Given task: Write out the records below word for word, please.

The data:
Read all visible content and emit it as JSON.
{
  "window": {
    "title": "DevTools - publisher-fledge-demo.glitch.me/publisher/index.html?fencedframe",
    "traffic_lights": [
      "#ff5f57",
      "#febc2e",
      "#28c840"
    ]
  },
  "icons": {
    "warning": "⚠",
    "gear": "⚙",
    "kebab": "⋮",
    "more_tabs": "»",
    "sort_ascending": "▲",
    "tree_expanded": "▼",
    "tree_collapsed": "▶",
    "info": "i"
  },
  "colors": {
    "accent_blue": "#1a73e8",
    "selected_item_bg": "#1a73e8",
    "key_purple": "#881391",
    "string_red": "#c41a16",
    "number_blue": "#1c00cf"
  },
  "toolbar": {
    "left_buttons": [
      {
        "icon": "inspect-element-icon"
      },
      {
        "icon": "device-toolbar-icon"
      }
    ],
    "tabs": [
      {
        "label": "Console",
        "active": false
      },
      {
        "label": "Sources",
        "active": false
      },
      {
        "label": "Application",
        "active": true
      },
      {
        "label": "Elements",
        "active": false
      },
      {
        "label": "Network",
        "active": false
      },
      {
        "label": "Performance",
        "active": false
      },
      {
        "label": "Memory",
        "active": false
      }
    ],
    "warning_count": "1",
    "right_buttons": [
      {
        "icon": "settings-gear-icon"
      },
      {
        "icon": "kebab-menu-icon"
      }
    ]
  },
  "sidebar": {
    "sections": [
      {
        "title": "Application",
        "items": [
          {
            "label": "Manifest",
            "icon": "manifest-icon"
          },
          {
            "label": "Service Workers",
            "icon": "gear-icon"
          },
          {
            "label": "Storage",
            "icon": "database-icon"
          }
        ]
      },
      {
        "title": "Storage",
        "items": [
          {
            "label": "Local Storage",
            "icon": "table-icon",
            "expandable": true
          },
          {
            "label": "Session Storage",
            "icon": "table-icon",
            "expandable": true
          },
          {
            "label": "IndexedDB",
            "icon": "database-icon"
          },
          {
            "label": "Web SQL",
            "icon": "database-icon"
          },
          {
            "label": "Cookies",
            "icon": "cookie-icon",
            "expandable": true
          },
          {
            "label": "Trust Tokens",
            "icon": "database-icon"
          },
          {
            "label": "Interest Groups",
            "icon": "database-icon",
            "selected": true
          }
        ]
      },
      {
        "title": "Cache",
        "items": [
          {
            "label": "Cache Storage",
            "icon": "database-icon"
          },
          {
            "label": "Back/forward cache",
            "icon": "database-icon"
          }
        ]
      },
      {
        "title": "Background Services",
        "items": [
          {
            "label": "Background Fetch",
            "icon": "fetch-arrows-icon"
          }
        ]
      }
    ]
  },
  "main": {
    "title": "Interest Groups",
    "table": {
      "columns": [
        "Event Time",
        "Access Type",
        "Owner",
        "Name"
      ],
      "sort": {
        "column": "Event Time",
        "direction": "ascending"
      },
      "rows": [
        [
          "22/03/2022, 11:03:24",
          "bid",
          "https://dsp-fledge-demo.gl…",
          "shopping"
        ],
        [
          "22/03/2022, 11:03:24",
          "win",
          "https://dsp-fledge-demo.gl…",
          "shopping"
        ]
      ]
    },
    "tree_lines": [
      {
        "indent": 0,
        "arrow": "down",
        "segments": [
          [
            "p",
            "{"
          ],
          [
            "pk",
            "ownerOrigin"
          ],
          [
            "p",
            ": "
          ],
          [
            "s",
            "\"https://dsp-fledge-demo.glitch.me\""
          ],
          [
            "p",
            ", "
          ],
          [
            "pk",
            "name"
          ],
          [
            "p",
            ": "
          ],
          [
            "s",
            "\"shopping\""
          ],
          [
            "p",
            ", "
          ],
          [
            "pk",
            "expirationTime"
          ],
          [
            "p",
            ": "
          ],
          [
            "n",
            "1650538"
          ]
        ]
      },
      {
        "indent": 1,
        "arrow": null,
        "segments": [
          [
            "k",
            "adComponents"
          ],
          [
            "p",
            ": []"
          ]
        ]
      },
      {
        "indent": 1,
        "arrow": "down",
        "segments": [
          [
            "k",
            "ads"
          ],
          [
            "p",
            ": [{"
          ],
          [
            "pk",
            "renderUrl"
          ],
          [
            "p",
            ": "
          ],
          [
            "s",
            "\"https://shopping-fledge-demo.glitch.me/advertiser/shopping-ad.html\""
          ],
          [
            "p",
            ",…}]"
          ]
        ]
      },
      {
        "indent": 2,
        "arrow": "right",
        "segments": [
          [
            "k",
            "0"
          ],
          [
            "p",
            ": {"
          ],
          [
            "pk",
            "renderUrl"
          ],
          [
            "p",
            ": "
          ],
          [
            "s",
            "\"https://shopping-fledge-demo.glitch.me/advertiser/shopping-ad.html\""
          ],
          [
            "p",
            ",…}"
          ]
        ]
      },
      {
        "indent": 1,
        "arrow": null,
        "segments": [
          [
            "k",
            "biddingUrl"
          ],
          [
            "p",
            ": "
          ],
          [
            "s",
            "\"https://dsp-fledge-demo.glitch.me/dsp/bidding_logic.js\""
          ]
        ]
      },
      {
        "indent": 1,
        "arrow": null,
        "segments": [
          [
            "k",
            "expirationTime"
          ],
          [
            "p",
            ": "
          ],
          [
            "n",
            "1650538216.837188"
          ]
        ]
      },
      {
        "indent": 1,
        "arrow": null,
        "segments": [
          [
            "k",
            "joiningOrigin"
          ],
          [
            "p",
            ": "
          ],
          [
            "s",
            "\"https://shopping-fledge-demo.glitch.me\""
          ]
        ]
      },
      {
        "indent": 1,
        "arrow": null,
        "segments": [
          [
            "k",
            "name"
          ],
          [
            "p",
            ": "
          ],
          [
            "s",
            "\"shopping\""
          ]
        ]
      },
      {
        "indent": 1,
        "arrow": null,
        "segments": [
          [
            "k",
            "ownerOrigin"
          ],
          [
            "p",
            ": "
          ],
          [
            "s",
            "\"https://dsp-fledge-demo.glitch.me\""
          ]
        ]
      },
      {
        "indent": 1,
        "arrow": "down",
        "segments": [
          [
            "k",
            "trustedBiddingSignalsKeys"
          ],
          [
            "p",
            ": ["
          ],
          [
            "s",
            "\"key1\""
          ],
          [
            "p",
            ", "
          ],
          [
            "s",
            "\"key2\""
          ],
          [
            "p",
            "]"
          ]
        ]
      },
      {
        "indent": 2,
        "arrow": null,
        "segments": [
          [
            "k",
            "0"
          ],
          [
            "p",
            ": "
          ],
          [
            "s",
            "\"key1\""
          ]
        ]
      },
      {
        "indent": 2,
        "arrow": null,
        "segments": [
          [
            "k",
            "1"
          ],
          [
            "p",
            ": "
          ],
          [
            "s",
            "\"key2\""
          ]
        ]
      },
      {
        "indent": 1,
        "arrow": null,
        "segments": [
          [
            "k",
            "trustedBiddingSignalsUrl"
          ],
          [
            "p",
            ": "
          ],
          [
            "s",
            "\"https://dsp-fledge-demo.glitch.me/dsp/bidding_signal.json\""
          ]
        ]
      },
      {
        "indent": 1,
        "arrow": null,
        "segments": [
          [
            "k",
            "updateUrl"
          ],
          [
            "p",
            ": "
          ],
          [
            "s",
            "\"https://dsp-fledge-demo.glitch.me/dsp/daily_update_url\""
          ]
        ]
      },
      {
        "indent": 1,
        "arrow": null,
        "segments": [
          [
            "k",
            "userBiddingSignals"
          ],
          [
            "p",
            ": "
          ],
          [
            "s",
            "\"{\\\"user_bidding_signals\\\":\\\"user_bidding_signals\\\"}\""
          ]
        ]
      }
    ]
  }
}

Solution for this task:
Read all visible content and emit it as JSON.
{
  "window": {
    "title": "DevTools - publisher-fledge-demo.glitch.me/publisher/index.html?fencedframe",
    "traffic_lights": [
      "#ff5f57",
      "#febc2e",
      "#28c840"
    ]
  },
  "icons": {
    "warning": "⚠",
    "gear": "⚙",
    "kebab": "⋮",
    "more_tabs": "»",
    "sort_ascending": "▲",
    "tree_expanded": "▼",
    "tree_collapsed": "▶",
    "info": "i"
  },
  "colors": {
    "accent_blue": "#1a73e8",
    "selected_item_bg": "#1a73e8",
    "key_purple": "#881391",
    "string_red": "#c41a16",
    "number_blue": "#1c00cf"
  },
  "toolbar": {
    "left_buttons": [
      {
        "icon": "inspect-element-icon"
      },
      {
        "icon": "device-toolbar-icon"
      }
    ],
    "tabs": [
      {
        "label": "Console",
        "active": false
      },
      {
        "label": "Sources",
        "active": false
      },
      {
        "label": "Application",
        "active": true
      },
      {
        "label": "Elements",
        "active": false
      },
      {
        "label": "Network",
        "active": false
      },
      {
        "label": "Performance",
        "active": false
      },
      {
        "label": "Memory",
        "active": false
      }
    ],
    "warning_count": "1",
    "right_buttons": [
      {
        "icon": "settings-gear-icon"
      },
      {
        "icon": "kebab-menu-icon"
      }
    ]
  },
  "sidebar": {
    "sections": [
      {
        "title": "Application",
        "items": [
          {
            "label": "Manifest",
            "icon": "manifest-icon"
          },
          {
            "label": "Service Workers",
            "icon": "gear-icon"
          },
          {
            "label": "Storage",
            "icon": "database-icon"
          }
        ]
      },
      {
        "title": "Storage",
        "items": [
          {
            "label": "Local Storage",
            "icon": "table-icon",
            "expandable": true
          },
          {
            "label": "Session Storage",
            "icon": "table-icon",
            "expandable": true
          },
          {
            "label": "IndexedDB",
            "icon": "database-icon"
          },
          {
            "label": "Web SQL",
            "icon": "database-icon"
          },
          {
            "label": "Cookies",
            "icon": "cookie-icon",
            "expandable": true
          },
          {
            "label": "Trust Tokens",
            "icon": "database-icon"
          },
          {
            "label": "Interest Groups",
            "icon": "database-icon",
            "selected": true
          }
        ]
      },
      {
        "title": "Cache",
        "items": [
          {
            "label": "Cache Storage",
            "icon": "database-icon"
          },
          {
            "label": "Back/forward cache",
            "icon": "database-icon"
          }
        ]
      },
      {
        "title": "Background Services",
        "items": [
          {
            "label": "Background Fetch",
            "icon": "fetch-arrows-icon"
          }
        ]
      }
    ]
  },
  "main": {
    "title": "Interest Groups",
    "table": {
      "columns": [
        "Event Time",
        "Access Type",
        "Owner",
        "Name"
      ],
      "sort": {
        "column": "Event Time",
        "direction": "ascending"
      },
      "rows": [
        [
          "22/03/2022, 11:03:24",
          "bid",
          "https://dsp-fledge-demo.gl…",
          "shopping"
        ],
        [
          "22/03/2022, 11:03:24",
          "win",
          "https://dsp-fledge-demo.gl…",
          "shopping"
        ]
      ]
    },
    "tree_lines": [
      {
        "indent": 0,
        "arrow": "down",
        "segments": [
          [
            "p",
            "{"
          ],
          [
            "pk",
            "ownerOrigin"
          ],
          [
            "p",
            ": "
          ],
          [
            "s",
            "\"https://dsp-fledge-demo.glitch.me\""
          ],
          [
            "p",
            ", "
          ],
          [
            "pk",
            "name"
          ],
          [
            "p",
            ": "
          ],
          [
            "s",
            "\"shopping\""
          ],
          [
            "p",
            ", "
          ],
          [
            "pk",
            "expirationTime"
          ],
          [
            "p",
            ": "
          ],
          [
            "n",
            "1650538"
          ]
        ]
      },
      {
        "indent": 1,
        "arrow": null,
        "segments": [
          [
            "k",
            "adComponents"
          ],
          [
            "p",
            ": []"
          ]
        ]
      },
      {
        "indent": 1,
        "arrow": "down",
        "segments": [
          [
            "k",
            "ads"
          ],
          [
            "p",
            ": [{"
          ],
          [
            "pk",
            "renderUrl"
          ],
          [
            "p",
            ": "
          ],
          [
            "s",
            "\"https://shopping-fledge-demo.glitch.me/advertiser/shopping-ad.html\""
          ],
          [
            "p",
            ",…}]"
          ]
        ]
      },
      {
        "indent": 2,
        "arrow": "right",
        "segments": [
          [
            "k",
            "0"
          ],
          [
            "p",
            ": {"
          ],
          [
            "pk",
            "renderUrl"
          ],
          [
            "p",
            ": "
          ],
          [
            "s",
            "\"https://shopping-fledge-demo.glitch.me/advertiser/shopping-ad.html\""
          ],
          [
            "p",
            ",…}"
          ]
        ]
      },
      {
        "indent": 1,
        "arrow": null,
        "segments": [
          [
            "k",
            "biddingUrl"
          ],
          [
            "p",
            ": "
          ],
          [
            "s",
            "\"https://dsp-fledge-demo.glitch.me/dsp/bidding_logic.js\""
          ]
        ]
      },
      {
        "indent": 1,
        "arrow": null,
        "segments": [
          [
            "k",
            "expirationTime"
          ],
          [
            "p",
            ": "
          ],
          [
            "n",
            "1650538216.837188"
          ]
        ]
      },
      {
        "indent": 1,
        "arrow": null,
        "segments": [
          [
            "k",
            "joiningOrigin"
          ],
          [
            "p",
            ": "
          ],
          [
            "s",
            "\"https://shopping-fledge-demo.glitch.me\""
          ]
        ]
      },
      {
        "indent": 1,
        "arrow": null,
        "segments": [
          [
            "k",
            "name"
          ],
          [
            "p",
            ": "
          ],
          [
            "s",
            "\"shopping\""
          ]
        ]
      },
      {
        "indent": 1,
        "arrow": null,
        "segments": [
          [
            "k",
            "ownerOrigin"
          ],
          [
            "p",
            ": "
          ],
          [
            "s",
            "\"https://dsp-fledge-demo.glitch.me\""
          ]
        ]
      },
      {
        "indent": 1,
        "arrow": "down",
        "segments": [
          [
            "k",
            "trustedBiddingSignalsKeys"
          ],
          [
            "p",
            ": ["
          ],
          [
            "s",
            "\"key1\""
          ],
          [
            "p",
            ", "
          ],
          [
            "s",
            "\"key2\""
          ],
          [
            "p",
            "]"
          ]
        ]
      },
      {
        "indent": 2,
        "arrow": null,
        "segments": [
          [
            "k",
            "0"
          ],
          [
            "p",
            ": "
          ],
          [
            "s",
            "\"key1\""
          ]
        ]
      },
      {
        "indent": 2,
        "arrow": null,
        "segments": [
          [
            "k",
            "1"
          ],
          [
            "p",
            ": "
          ],
          [
            "s",
            "\"key2\""
          ]
        ]
      },
      {
        "indent": 1,
        "arrow": null,
        "segments": [
          [
            "k",
            "trustedBiddingSignalsUrl"
          ],
          [
            "p",
            ": "
          ],
          [
            "s",
            "\"https://dsp-fledge-demo.glitch.me/dsp/bidding_signal.json\""
          ]
        ]
      },
      {
        "indent": 1,
        "arrow": null,
        "segments": [
          [
            "k",
            "updateUrl"
          ],
          [
            "p",
            ": "
          ],
          [
            "s",
            "\"https://dsp-fledge-demo.glitch.me/dsp/daily_update_url\""
          ]
        ]
      },
      {
        "indent": 1,
        "arrow": null,
        "segments": [
          [
            "k",
            "userBiddingSignals"
          ],
          [
            "p",
            ": "
          ],
          [
            "s",
            "\"{\\\"user_bidding_signals\\\":\\\"user_bidding_signals\\\"}\""
          ]
        ]
      }
    ]
  }
}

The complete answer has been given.